Search the material and gather each line with "заполнителя" in it.

**** Data for processing

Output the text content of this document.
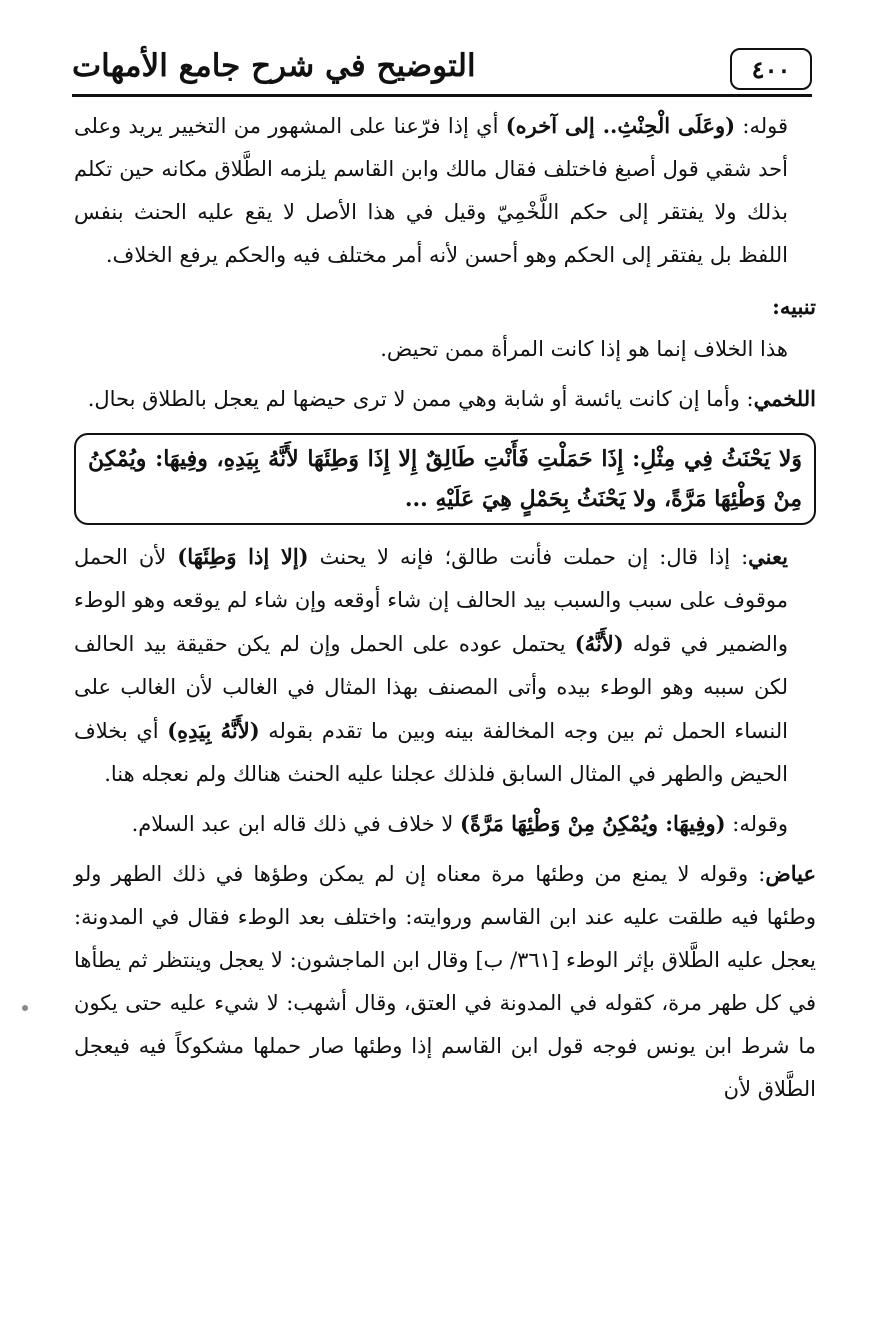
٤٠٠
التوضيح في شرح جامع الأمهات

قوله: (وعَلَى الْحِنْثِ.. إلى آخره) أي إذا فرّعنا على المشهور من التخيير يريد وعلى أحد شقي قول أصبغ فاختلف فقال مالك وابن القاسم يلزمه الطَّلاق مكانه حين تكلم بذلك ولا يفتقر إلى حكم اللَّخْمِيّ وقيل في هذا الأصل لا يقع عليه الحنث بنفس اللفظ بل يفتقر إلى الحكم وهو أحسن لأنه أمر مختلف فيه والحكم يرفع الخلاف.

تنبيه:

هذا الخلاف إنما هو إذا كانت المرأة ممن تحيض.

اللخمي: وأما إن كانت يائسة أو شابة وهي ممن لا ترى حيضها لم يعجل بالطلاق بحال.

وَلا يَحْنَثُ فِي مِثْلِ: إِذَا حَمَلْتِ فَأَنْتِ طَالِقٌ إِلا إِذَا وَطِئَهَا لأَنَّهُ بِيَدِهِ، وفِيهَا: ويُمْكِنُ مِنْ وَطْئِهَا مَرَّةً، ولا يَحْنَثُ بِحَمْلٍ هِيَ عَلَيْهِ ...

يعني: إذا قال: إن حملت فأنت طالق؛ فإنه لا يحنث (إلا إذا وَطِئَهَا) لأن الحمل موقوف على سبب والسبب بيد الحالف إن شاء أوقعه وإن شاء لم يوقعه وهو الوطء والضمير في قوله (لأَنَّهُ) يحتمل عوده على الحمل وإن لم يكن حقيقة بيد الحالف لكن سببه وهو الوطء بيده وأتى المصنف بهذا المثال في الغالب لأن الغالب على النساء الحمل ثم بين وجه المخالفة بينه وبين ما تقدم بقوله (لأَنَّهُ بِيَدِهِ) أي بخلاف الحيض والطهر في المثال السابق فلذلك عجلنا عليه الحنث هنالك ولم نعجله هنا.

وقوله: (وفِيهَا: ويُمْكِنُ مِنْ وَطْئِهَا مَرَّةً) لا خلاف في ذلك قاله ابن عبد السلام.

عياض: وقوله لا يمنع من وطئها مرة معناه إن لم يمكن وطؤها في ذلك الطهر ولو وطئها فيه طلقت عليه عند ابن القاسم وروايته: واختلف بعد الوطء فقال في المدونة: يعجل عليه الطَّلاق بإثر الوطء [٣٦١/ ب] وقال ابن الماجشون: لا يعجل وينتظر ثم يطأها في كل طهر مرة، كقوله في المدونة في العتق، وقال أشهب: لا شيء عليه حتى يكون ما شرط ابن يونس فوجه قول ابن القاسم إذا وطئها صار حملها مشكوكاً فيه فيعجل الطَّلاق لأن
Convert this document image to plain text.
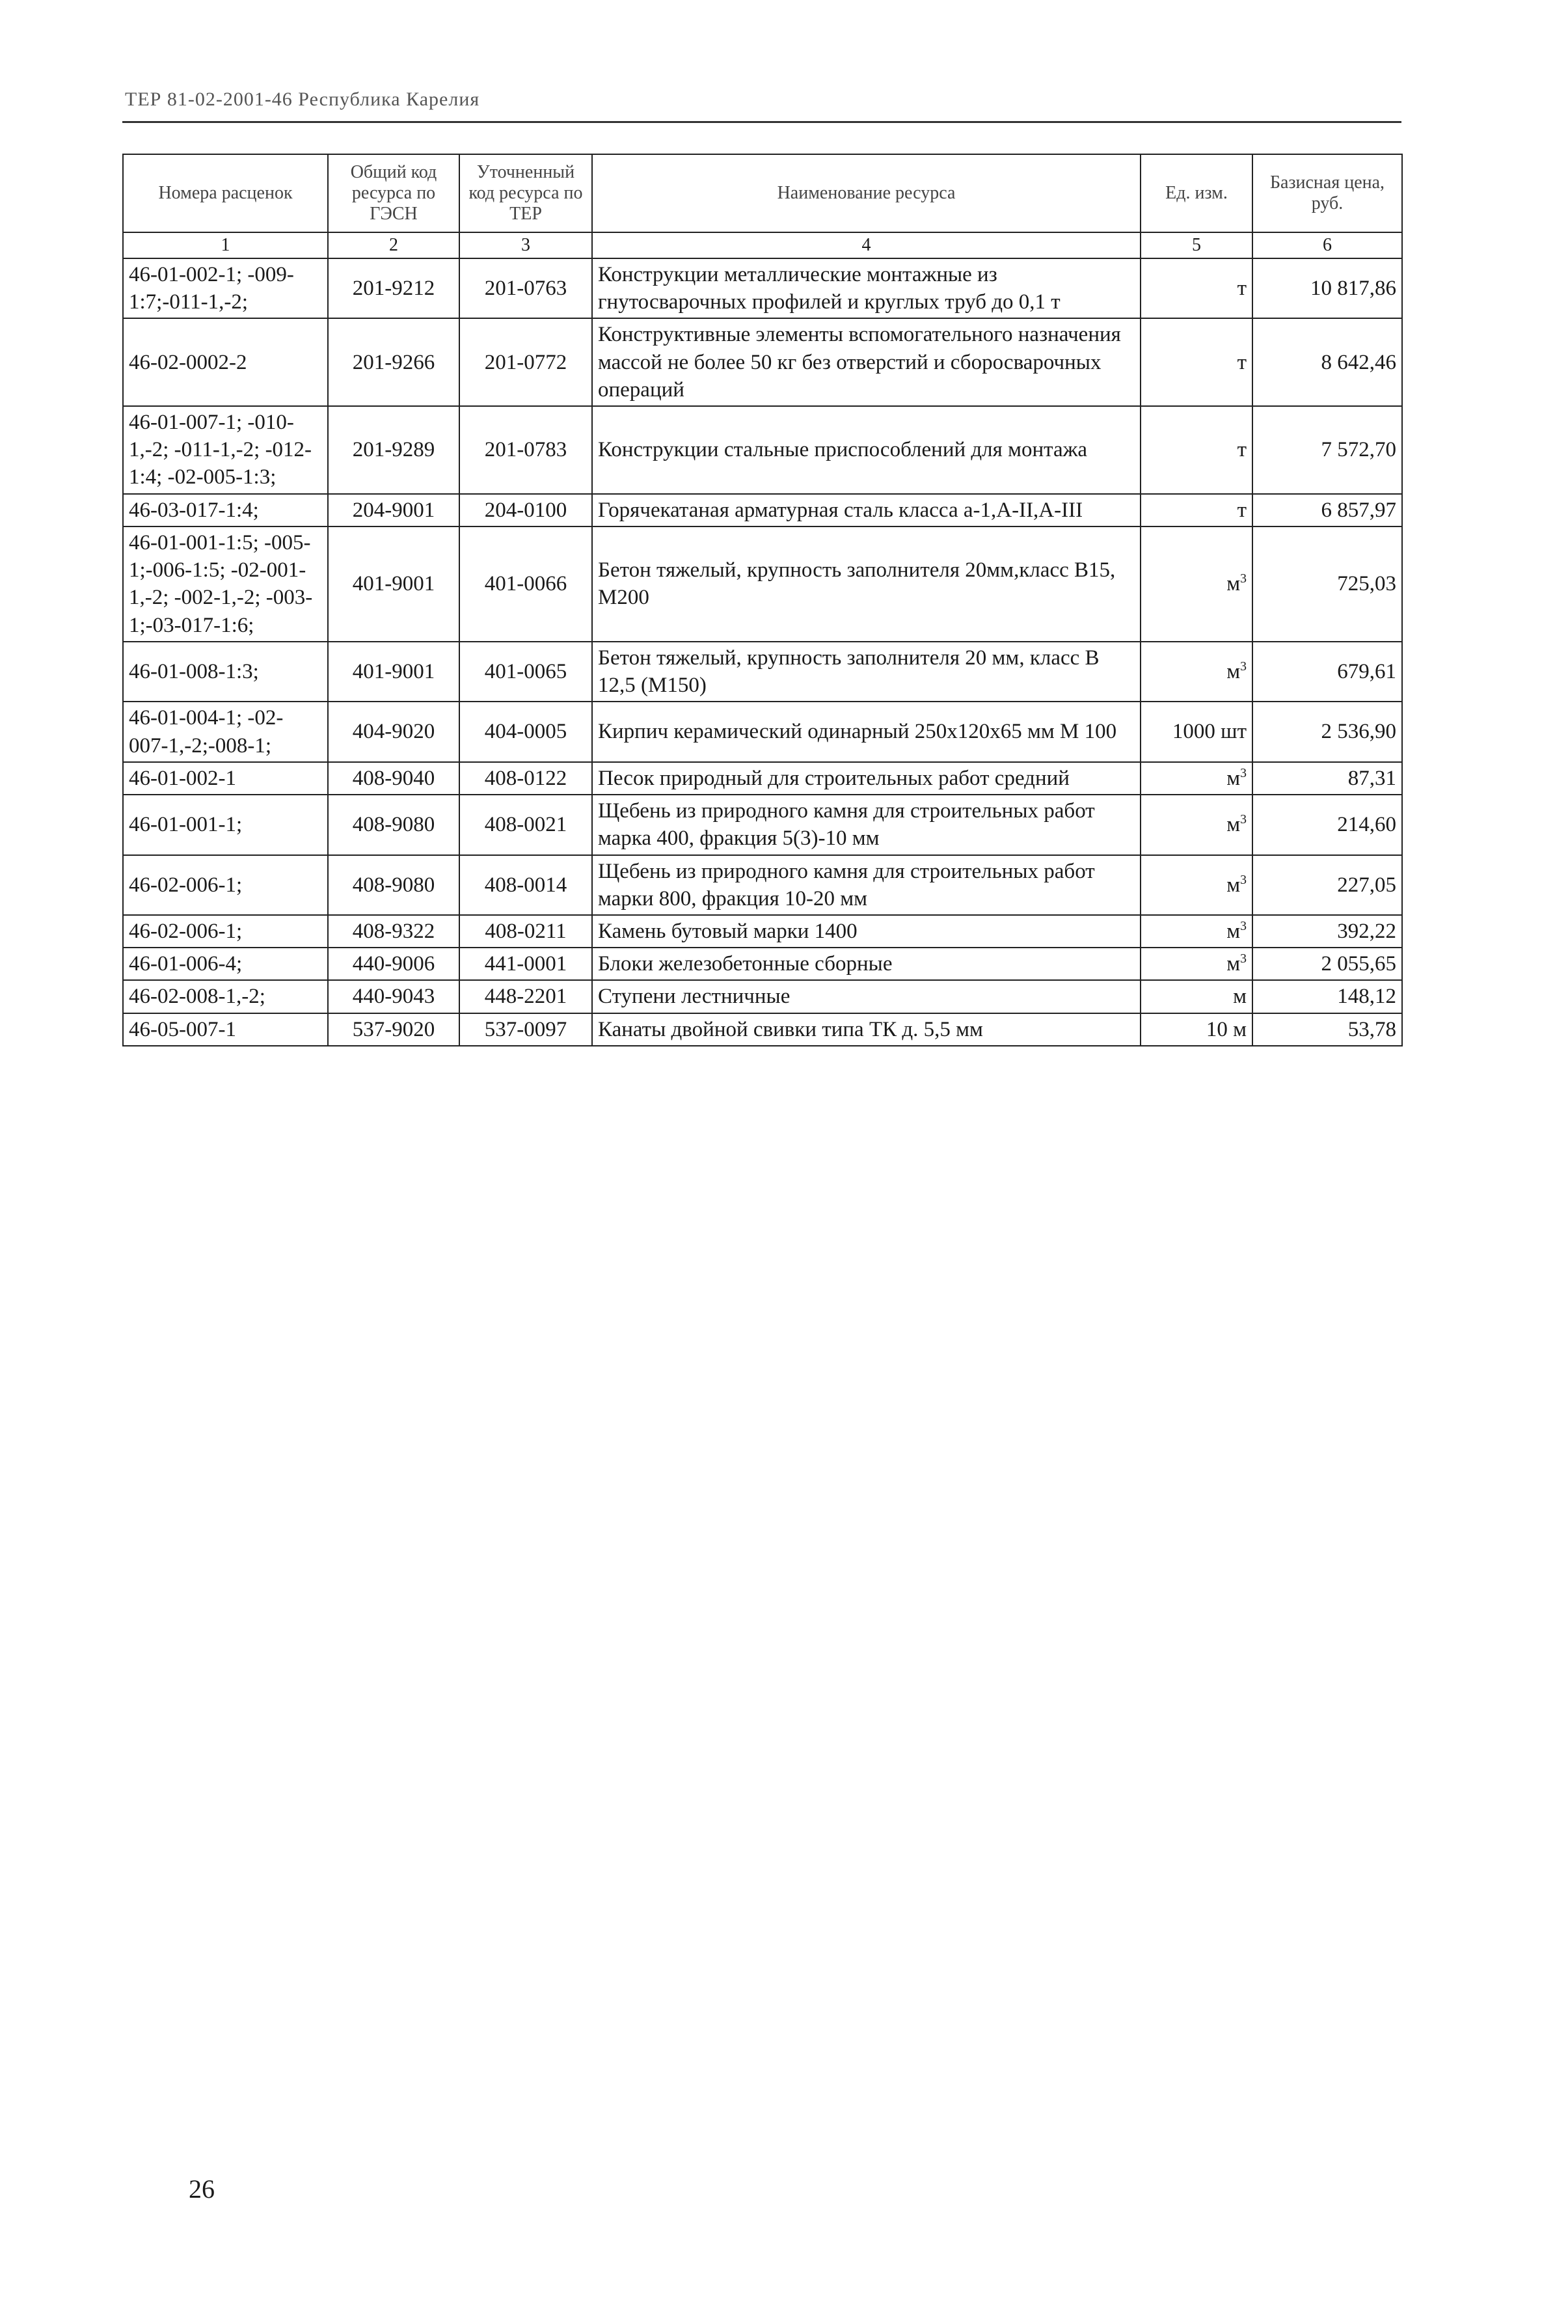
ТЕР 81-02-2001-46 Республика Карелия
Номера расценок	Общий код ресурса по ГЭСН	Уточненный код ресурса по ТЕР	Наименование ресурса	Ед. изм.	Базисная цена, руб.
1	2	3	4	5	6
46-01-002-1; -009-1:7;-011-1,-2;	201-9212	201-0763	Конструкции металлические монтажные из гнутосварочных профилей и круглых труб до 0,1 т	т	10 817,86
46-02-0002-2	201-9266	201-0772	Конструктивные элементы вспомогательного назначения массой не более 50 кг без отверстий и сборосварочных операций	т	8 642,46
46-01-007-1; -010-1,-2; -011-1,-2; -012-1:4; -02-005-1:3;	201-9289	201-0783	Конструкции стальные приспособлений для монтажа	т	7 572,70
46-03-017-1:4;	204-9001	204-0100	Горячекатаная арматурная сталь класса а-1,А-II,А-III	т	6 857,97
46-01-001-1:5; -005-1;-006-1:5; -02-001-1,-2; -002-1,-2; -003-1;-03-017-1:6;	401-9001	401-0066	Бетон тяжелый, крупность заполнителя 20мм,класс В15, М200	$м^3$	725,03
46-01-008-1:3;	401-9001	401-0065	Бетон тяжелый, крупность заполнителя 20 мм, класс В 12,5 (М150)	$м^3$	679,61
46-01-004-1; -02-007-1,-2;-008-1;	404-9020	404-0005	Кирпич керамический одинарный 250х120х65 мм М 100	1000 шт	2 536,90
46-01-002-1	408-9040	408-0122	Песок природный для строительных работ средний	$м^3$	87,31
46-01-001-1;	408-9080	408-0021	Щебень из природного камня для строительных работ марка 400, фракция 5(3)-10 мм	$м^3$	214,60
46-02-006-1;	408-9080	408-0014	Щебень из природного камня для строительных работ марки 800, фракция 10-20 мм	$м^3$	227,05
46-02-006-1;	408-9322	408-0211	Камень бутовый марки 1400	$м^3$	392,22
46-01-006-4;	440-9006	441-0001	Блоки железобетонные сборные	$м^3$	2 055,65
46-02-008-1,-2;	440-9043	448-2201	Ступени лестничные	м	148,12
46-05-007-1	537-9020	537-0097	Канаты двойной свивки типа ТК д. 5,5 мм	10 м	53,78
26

********

### In response
46-01-001-1:5; -005-1;-006-1:5; -02-001-1,-2; -002-1,-2; -003-1;-03-017-1:6;	401-9001	401-0066	Бетон тяжелый, крупность заполнителя 20мм,класс В15, М200	$м^3$	725,03
46-01-008-1:3;	401-9001	401-0065	Бетон тяжелый, крупность заполнителя 20 мм, класс В 12,5 (М150)	$м^3$	679,61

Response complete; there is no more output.